Count how many lines hold the word "America" and give that number as the whole answer.

%%

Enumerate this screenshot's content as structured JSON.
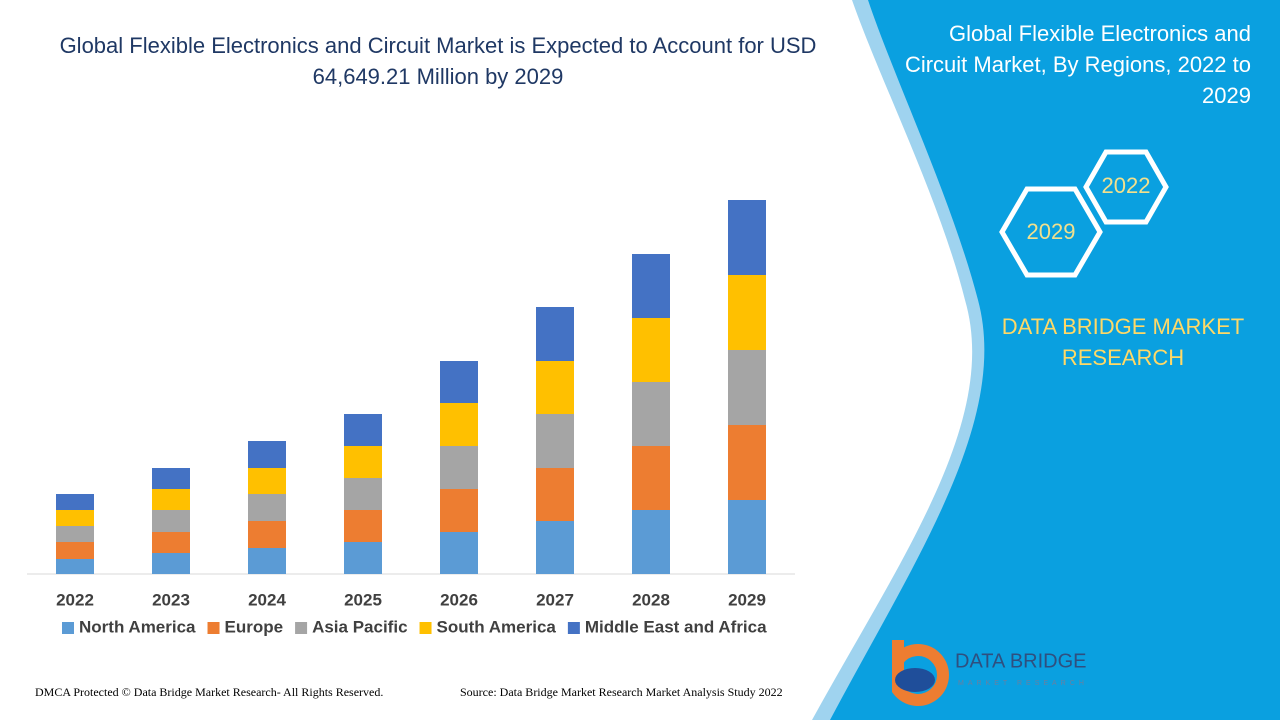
{
  "chart_data": {
    "type": "bar",
    "stacked": true,
    "title": "Global Flexible Electronics and Circuit Market is Expected to Account for USD 64,649.21 Million by 2029",
    "categories": [
      "2022",
      "2023",
      "2024",
      "2025",
      "2026",
      "2027",
      "2028",
      "2029"
    ],
    "series": [
      {
        "name": "North America",
        "color": "#5b9bd5",
        "values": [
          15,
          21,
          26,
          32,
          42,
          53,
          64,
          74
        ]
      },
      {
        "name": "Europe",
        "color": "#ed7d31",
        "values": [
          17,
          21,
          27,
          32,
          43,
          53,
          64,
          75
        ]
      },
      {
        "name": "Asia Pacific",
        "color": "#a5a5a5",
        "values": [
          16,
          22,
          27,
          32,
          43,
          54,
          64,
          75
        ]
      },
      {
        "name": "South America",
        "color": "#ffc000",
        "values": [
          16,
          21,
          26,
          32,
          43,
          53,
          64,
          75
        ]
      },
      {
        "name": "Middle East and Africa",
        "color": "#4472c4",
        "values": [
          16,
          21,
          27,
          32,
          42,
          54,
          64,
          75
        ]
      }
    ],
    "ylim": [
      0,
      400
    ],
    "legend": "bottom"
  },
  "panel": {
    "title": "Global Flexible Electronics and Circuit Market, By Regions, 2022 to 2029",
    "hex_years": [
      "2022",
      "2029"
    ],
    "brand": "DATA BRIDGE MARKET RESEARCH"
  },
  "logo": {
    "name": "DATA BRIDGE",
    "tagline": "MARKET RESEARCH"
  },
  "footer": {
    "dmca": "DMCA Protected © Data Bridge Market Research- All Rights Reserved.",
    "source": "Source: Data Bridge Market Research Market Analysis Study 2022"
  }
}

%%

▶ **SOLVED PROBLEM**
2